(Entries taken from a collection)
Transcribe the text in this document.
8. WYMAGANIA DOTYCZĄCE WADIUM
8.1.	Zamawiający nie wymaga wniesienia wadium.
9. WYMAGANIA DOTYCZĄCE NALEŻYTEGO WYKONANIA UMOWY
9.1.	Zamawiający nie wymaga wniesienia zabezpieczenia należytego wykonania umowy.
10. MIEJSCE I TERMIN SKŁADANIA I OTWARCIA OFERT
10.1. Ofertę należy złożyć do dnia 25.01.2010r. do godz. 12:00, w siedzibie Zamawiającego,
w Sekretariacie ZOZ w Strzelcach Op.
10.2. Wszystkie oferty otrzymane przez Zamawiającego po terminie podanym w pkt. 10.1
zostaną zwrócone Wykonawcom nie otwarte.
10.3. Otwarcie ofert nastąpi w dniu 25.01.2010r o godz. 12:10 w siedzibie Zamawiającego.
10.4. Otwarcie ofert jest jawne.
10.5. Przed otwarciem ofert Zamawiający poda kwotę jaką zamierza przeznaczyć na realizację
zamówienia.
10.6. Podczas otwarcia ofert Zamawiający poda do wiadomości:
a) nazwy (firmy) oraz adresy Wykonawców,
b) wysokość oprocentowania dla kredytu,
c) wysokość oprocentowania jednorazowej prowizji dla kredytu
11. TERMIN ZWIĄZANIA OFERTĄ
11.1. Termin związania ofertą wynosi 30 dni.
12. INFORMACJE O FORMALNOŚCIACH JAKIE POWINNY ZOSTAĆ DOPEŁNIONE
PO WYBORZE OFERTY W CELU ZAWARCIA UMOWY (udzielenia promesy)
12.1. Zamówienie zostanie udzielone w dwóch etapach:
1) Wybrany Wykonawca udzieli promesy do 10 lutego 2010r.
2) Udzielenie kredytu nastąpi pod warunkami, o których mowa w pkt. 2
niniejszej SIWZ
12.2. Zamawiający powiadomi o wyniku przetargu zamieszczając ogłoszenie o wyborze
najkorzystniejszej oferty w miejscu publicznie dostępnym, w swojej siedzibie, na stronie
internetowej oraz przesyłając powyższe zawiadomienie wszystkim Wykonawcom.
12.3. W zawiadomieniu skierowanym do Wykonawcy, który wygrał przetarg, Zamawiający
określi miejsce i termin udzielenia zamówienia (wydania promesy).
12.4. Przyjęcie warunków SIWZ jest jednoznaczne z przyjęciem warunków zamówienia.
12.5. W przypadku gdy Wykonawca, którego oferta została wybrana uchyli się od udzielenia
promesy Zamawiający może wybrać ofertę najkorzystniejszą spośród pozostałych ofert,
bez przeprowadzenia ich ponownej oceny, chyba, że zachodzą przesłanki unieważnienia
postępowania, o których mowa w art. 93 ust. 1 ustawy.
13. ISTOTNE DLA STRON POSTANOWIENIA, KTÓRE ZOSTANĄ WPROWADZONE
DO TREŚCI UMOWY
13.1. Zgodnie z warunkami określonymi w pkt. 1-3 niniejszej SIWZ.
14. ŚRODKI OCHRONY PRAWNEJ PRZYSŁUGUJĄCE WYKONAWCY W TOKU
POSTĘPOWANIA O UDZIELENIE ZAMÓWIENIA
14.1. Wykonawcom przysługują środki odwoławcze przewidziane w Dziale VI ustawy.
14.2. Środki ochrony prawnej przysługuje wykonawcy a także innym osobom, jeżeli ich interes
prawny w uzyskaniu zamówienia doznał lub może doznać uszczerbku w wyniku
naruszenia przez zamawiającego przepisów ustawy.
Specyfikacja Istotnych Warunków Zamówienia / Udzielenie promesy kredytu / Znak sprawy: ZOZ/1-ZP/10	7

▶ The problem:
Type out the entries again, word for word.

▶ Solution to this task:
Transcribe the text in this document.
8. WYMAGANIA DOTYCZĄCE WADIUM
8.1.	Zamawiający nie wymaga wniesienia wadium.
9. WYMAGANIA DOTYCZĄCE NALEŻYTEGO WYKONANIA UMOWY
9.1.	Zamawiający nie wymaga wniesienia zabezpieczenia należytego wykonania umowy.
10. MIEJSCE I TERMIN SKŁADANIA I OTWARCIA OFERT
10.1. Ofertę należy złożyć do dnia 25.01.2010r. do godz. 12:00, w siedzibie Zamawiającego,
w Sekretariacie ZOZ w Strzelcach Op.
10.2. Wszystkie oferty otrzymane przez Zamawiającego po terminie podanym w pkt. 10.1
zostaną zwrócone Wykonawcom nie otwarte.
10.3. Otwarcie ofert nastąpi w dniu 25.01.2010r o godz. 12:10 w siedzibie Zamawiającego.
10.4. Otwarcie ofert jest jawne.
10.5. Przed otwarciem ofert Zamawiający poda kwotę jaką zamierza przeznaczyć na realizację
zamówienia.
10.6. Podczas otwarcia ofert Zamawiający poda do wiadomości:
a) nazwy (firmy) oraz adresy Wykonawców,
b) wysokość oprocentowania dla kredytu,
c) wysokość oprocentowania jednorazowej prowizji dla kredytu
11. TERMIN ZWIĄZANIA OFERTĄ
11.1. Termin związania ofertą wynosi 30 dni.
12. INFORMACJE O FORMALNOŚCIACH JAKIE POWINNY ZOSTAĆ DOPEŁNIONE
PO WYBORZE OFERTY W CELU ZAWARCIA UMOWY (udzielenia promesy)
12.1. Zamówienie zostanie udzielone w dwóch etapach:
1) Wybrany Wykonawca udzieli promesy do 10 lutego 2010r.
2) Udzielenie kredytu nastąpi pod warunkami, o których mowa w pkt. 2
niniejszej SIWZ
12.2. Zamawiający powiadomi o wyniku przetargu zamieszczając ogłoszenie o wyborze
najkorzystniejszej oferty w miejscu publicznie dostępnym, w swojej siedzibie, na stronie
internetowej oraz przesyłając powyższe zawiadomienie wszystkim Wykonawcom.
12.3. W zawiadomieniu skierowanym do Wykonawcy, który wygrał przetarg, Zamawiający
określi miejsce i termin udzielenia zamówienia (wydania promesy).
12.4. Przyjęcie warunków SIWZ jest jednoznaczne z przyjęciem warunków zamówienia.
12.5. W przypadku gdy Wykonawca, którego oferta została wybrana uchyli się od udzielenia
promesy Zamawiający może wybrać ofertę najkorzystniejszą spośród pozostałych ofert,
bez przeprowadzenia ich ponownej oceny, chyba, że zachodzą przesłanki unieważnienia
postępowania, o których mowa w art. 93 ust. 1 ustawy.
13. ISTOTNE DLA STRON POSTANOWIENIA, KTÓRE ZOSTANĄ WPROWADZONE
DO TREŚCI UMOWY
13.1. Zgodnie z warunkami określonymi w pkt. 1-3 niniejszej SIWZ.
14. ŚRODKI OCHRONY PRAWNEJ PRZYSŁUGUJĄCE WYKONAWCY W TOKU
POSTĘPOWANIA O UDZIELENIE ZAMÓWIENIA
14.1. Wykonawcom przysługują środki odwoławcze przewidziane w Dziale VI ustawy.
14.2. Środki ochrony prawnej przysługuje wykonawcy a także innym osobom, jeżeli ich interes
prawny w uzyskaniu zamówienia doznał lub może doznać uszczerbku w wyniku
naruszenia przez zamawiającego przepisów ustawy.
Specyfikacja Istotnych Warunków Zamówienia / Udzielenie promesy kredytu / Znak sprawy: ZOZ/1-ZP/10	7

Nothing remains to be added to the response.